Brano da leggere:
►

La morte è esperienza tragica di rottura con questo mondo, con la nostra condizione terrena, con le nostre responsabilità, con la nostra comunità e famiglia. I nostri progetti finiscono repentinamente. Mentre ci ritenevamo fino a poco tempo prima indispensabili, con la nostra scomparsa  non lo siamo più. La storia prosegue nel suo cammino senza sosta e senza di noi. Lasciamo tutto. Non portiamo nulla con noi. Tutto finisce e non apparteniamo più a questa terra, a noi tanto cara, se non con i nostri resti mortali, e con una nuova presenza invisibile. La nostra morte recide i legami terreni, e tuttavia non ci separa del tutto dai nostri fratelli e da Dio. La vita non è tolta ma trasformata (cf 1 Cor 15, 51-57). Nulla ci separerà dall’amore di Cristo (cf Rm 8,35). Sant’Agostino, santo di cui oggi la Chiesa celebra la memoria così si esprimeva a proposito della morte: «La morte non è niente. Sono solamente passato dall’altra parte: è come fossi nascosto nella stanza accanto. Quello che eravamo prima l’uno per l’altro lo siamo ancora. La nostra vita conserva tutto il significato che ha sempre avuto: è la stessa di prima, c’è una continuità che non si spezza. Perché dovrei essere fuori dai tuoi pensieri e dalla tua mente, solo perché sono fuori dalla tua vista? Non sono lontano, sono dall’altra parte, proprio dietro l’angolo». Cara comunità di Brisighella ricordiamo Mons. Giuseppe, sempre così attento alle persone, specie ai poveri, come uno che sta nella stanza accanto alla nostra. Preghiamolo, sorridiamo come prima, pensiamolo.

◄

Dati registrati:
►

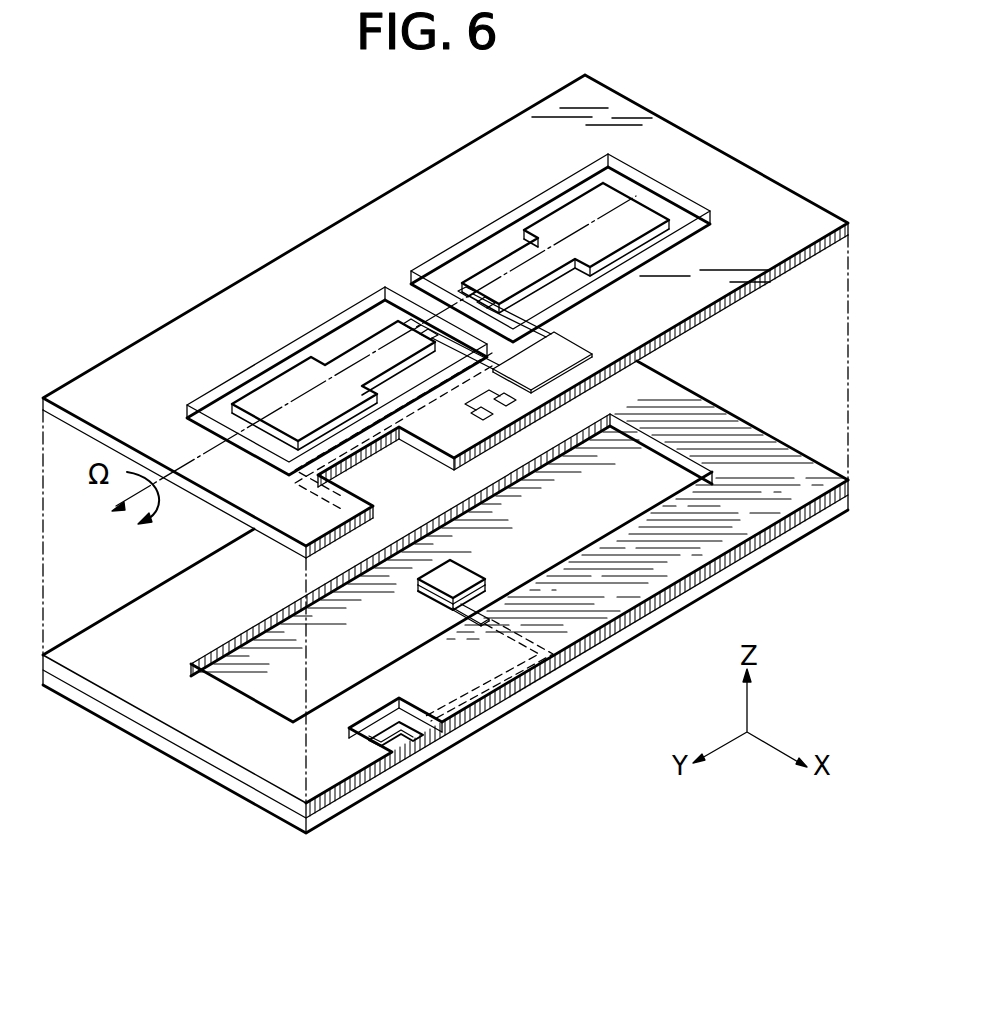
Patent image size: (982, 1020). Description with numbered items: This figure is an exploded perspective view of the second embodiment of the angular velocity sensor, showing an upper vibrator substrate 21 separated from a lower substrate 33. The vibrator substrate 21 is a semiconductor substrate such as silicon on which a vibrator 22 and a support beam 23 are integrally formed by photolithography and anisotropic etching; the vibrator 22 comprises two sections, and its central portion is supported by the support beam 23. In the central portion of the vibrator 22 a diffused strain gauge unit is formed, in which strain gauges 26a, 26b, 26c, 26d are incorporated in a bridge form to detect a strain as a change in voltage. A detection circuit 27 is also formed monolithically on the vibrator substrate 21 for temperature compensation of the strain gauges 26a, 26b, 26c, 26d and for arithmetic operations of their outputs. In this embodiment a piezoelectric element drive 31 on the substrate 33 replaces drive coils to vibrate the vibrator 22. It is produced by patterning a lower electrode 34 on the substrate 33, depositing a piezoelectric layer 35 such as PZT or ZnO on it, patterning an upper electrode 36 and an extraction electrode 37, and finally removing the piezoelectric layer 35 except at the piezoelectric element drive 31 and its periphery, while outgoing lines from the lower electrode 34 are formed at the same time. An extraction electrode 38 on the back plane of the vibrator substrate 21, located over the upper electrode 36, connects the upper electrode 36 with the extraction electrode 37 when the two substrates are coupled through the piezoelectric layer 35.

◄

Cosa fare: Trascrivi per intero e senza alcuna modifica il brano sulla morte.

Risposta scritta:
La morte è esperienza tragica di rottura con questo mondo, con la nostra condizione terrena, con le nostre responsabilità, con la nostra comunità e famiglia. I nostri progetti finiscono repentinamente. Mentre ci ritenevamo fino a poco tempo prima indispensabili, con la nostra scomparsa  non lo siamo più. La storia prosegue nel suo cammino senza sosta e senza di noi. Lasciamo tutto. Non portiamo nulla con noi. Tutto finisce e non apparteniamo più a questa terra, a noi tanto cara, se non con i nostri resti mortali, e con una nuova presenza invisibile. La nostra morte recide i legami terreni, e tuttavia non ci separa del tutto dai nostri fratelli e da Dio. La vita non è tolta ma trasformata (cf 1 Cor 15, 51-57). Nulla ci separerà dall’amore di Cristo (cf Rm 8,35). Sant’Agostino, santo di cui oggi la Chiesa celebra la memoria così si esprimeva a proposito della morte: «La morte non è niente. Sono solamente passato dall’altra parte: è come fossi nascosto nella stanza accanto. Quello che eravamo prima l’uno per l’altro lo siamo ancora. La nostra vita conserva tutto il significato che ha sempre avuto: è la stessa di prima, c’è una continuità che non si spezza. Perché dovrei essere fuori dai tuoi pensieri e dalla tua mente, solo perché sono fuori dalla tua vista? Non sono lontano, sono dall’altra parte, proprio dietro l’angolo». Cara comunità di Brisighella ricordiamo Mons. Giuseppe, sempre così attento alle persone, specie ai poveri, come uno che sta nella stanza accanto alla nostra. Preghiamolo, sorridiamo come prima, pensiamolo.